INFORMATION SUPPLIED:

▼

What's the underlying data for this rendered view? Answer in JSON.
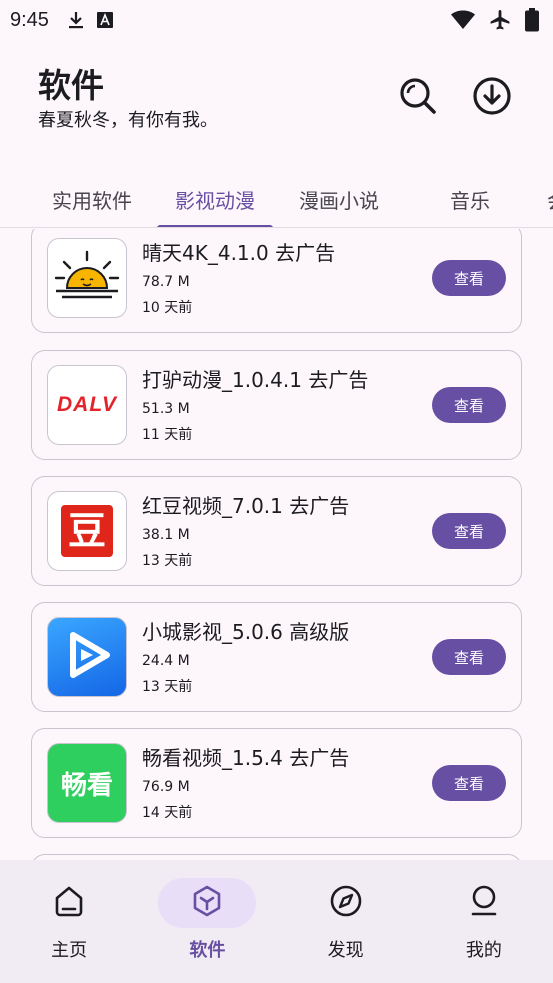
{
  "status_bar": {
    "time": "9:45"
  },
  "header": {
    "title": "软件",
    "subtitle": "春夏秋冬，有你有我。"
  },
  "tabs": [
    {
      "label": "实用软件",
      "active": false
    },
    {
      "label": "影视动漫",
      "active": true
    },
    {
      "label": "漫画小说",
      "active": false
    },
    {
      "label": "音乐",
      "active": false
    },
    {
      "label": "会员",
      "active": false
    }
  ],
  "apps": [
    {
      "name": "晴天4K_4.1.0 去广告",
      "size": "78.7 M",
      "time": "10 天前",
      "button": "查看",
      "icon": "sunrise-icon"
    },
    {
      "name": "打驴动漫_1.0.4.1 去广告",
      "size": "51.3 M",
      "time": "11 天前",
      "button": "查看",
      "icon": "dalv-logo-icon",
      "logo_text": "DALV"
    },
    {
      "name": "红豆视频_7.0.1 去广告",
      "size": "38.1 M",
      "time": "13 天前",
      "button": "查看",
      "icon": "hongdou-icon",
      "logo_text": "豆"
    },
    {
      "name": "小城影视_5.0.6 高级版",
      "size": "24.4 M",
      "time": "13 天前",
      "button": "查看",
      "icon": "play-icon"
    },
    {
      "name": "畅看视频_1.5.4 去广告",
      "size": "76.9 M",
      "time": "14 天前",
      "button": "查看",
      "icon": "changkan-icon",
      "logo_text": "畅看"
    }
  ],
  "bottom_nav": [
    {
      "label": "主页",
      "icon": "home-icon",
      "active": false
    },
    {
      "label": "软件",
      "icon": "cube-icon",
      "active": true
    },
    {
      "label": "发现",
      "icon": "compass-icon",
      "active": false
    },
    {
      "label": "我的",
      "icon": "person-icon",
      "active": false
    }
  ],
  "colors": {
    "accent": "#6750a4",
    "background": "#fdf7fc",
    "nav_bg": "#f1ebf4"
  }
}
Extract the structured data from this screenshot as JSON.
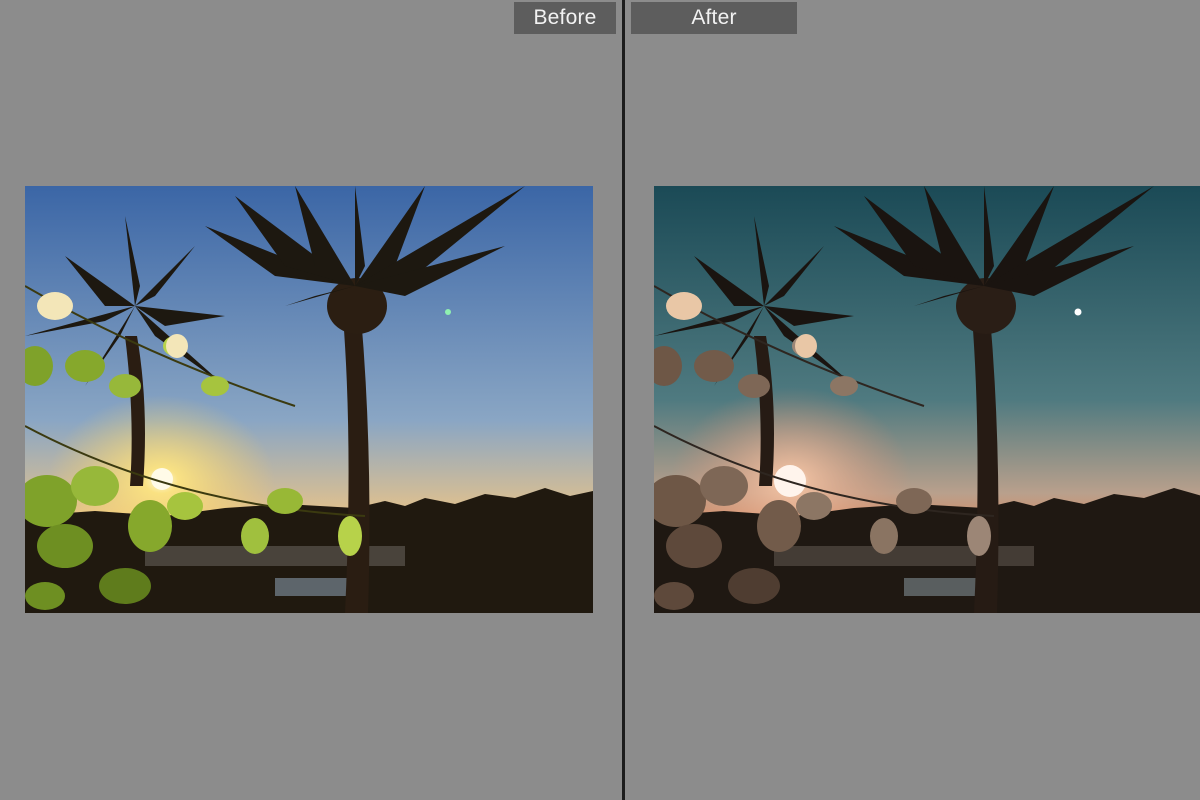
{
  "compare_view": {
    "before_label": "Before",
    "after_label": "After"
  },
  "photos": {
    "before": {
      "sky_top": "#3f6aa8",
      "sky_mid": "#86a4c6",
      "sky_horizon": "#f3c27a",
      "sun": "#fff4b0",
      "silhouette": "#1d1810",
      "leaf": "#7fa22a",
      "leaf_light": "#b7d24a",
      "flower": "#f3e6b8",
      "star": "#8ff0b0"
    },
    "after": {
      "sky_top": "#1e4f5a",
      "sky_mid": "#4e7b80",
      "sky_horizon": "#e08658",
      "sun": "#fff0e6",
      "silhouette": "#1a1410",
      "leaf": "#6e5746",
      "leaf_light": "#9c8676",
      "flower": "#e9c7a6",
      "star": "#ffffff"
    }
  }
}
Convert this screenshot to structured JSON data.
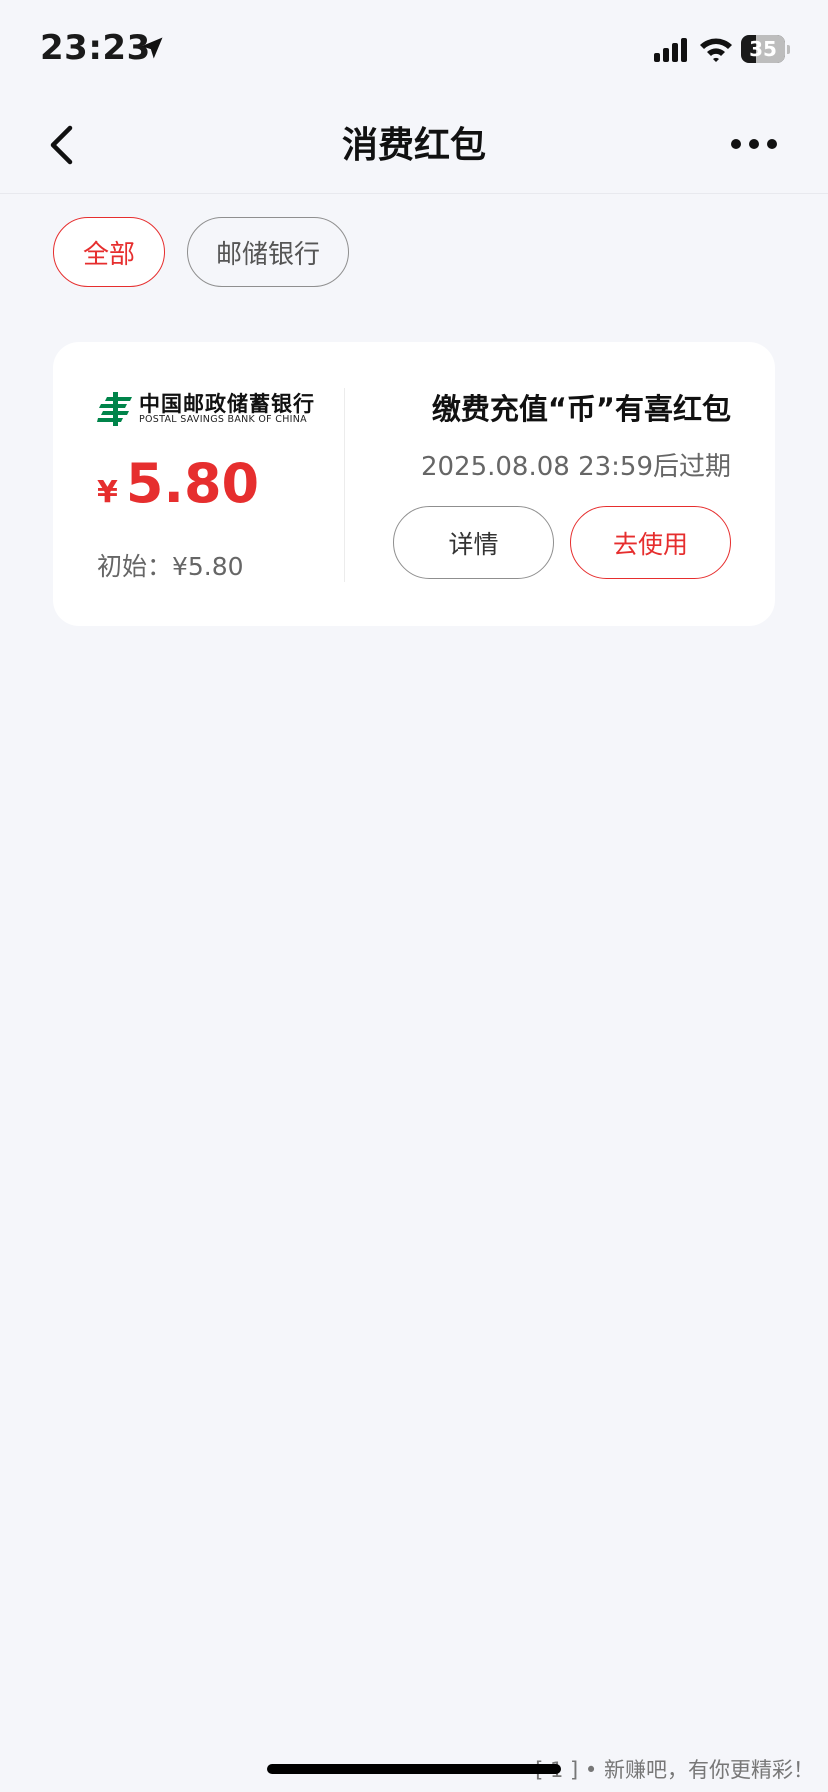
{
  "status_bar": {
    "time": "23:23",
    "battery_level": "35",
    "battery_percent": 35
  },
  "nav": {
    "title": "消费红包",
    "back_icon": "chevron-left-icon",
    "more_icon": "more-horizontal-icon"
  },
  "filters": [
    {
      "label": "全部",
      "selected": true
    },
    {
      "label": "邮储银行",
      "selected": false
    }
  ],
  "coupon": {
    "bank_name_cn": "中国邮政储蓄银行",
    "bank_name_en": "POSTAL SAVINGS BANK OF CHINA",
    "currency_symbol": "¥",
    "amount": "5.80",
    "initial_label": "初始：¥5.80",
    "title": "缴费充值“币”有喜红包",
    "expire_text": "2025.08.08 23:59后过期",
    "detail_button": "详情",
    "use_button": "去使用"
  },
  "watermark": "[ 1 ] • 新赚吧，有你更精彩！",
  "colors": {
    "accent": "#e62e2e",
    "background": "#f5f6fa",
    "card": "#ffffff",
    "logo_green": "#00844a"
  }
}
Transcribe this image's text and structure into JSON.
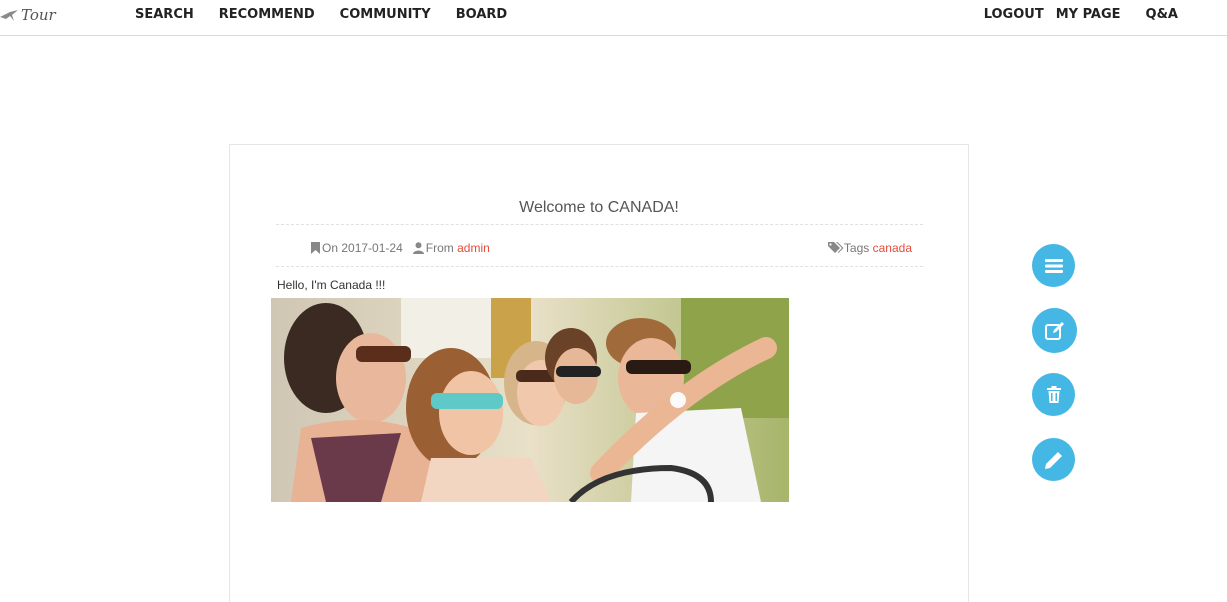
{
  "brand": {
    "name": "Tour"
  },
  "nav": {
    "left": [
      "SEARCH",
      "RECOMMEND",
      "COMMUNITY",
      "BOARD"
    ],
    "right": [
      "LOGOUT",
      "MY PAGE",
      "Q&A"
    ]
  },
  "post": {
    "title": "Welcome to CANADA!",
    "date_prefix": "On",
    "date": "2017-01-24",
    "author_prefix": "From",
    "author": "admin",
    "tags_prefix": "Tags",
    "tag": "canada",
    "body": "Hello, I'm Canada !!!",
    "image_icon": "photo-of-friends"
  },
  "actions": {
    "icons": [
      "list-icon",
      "edit-icon",
      "trash-icon",
      "pencil-icon"
    ],
    "color": "#45b7e5"
  },
  "colors": {
    "link": "#e74c3c"
  }
}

▲

REQUIRED WORK: Identify the lines that hold the word "size". Copy every one of them.

THE RESPONSE:
      "size": "78.7 M",
      "size": "51.3 M",
      "size": "38.1 M",
      "size": "24.4 M",
      "size": "76.9 M",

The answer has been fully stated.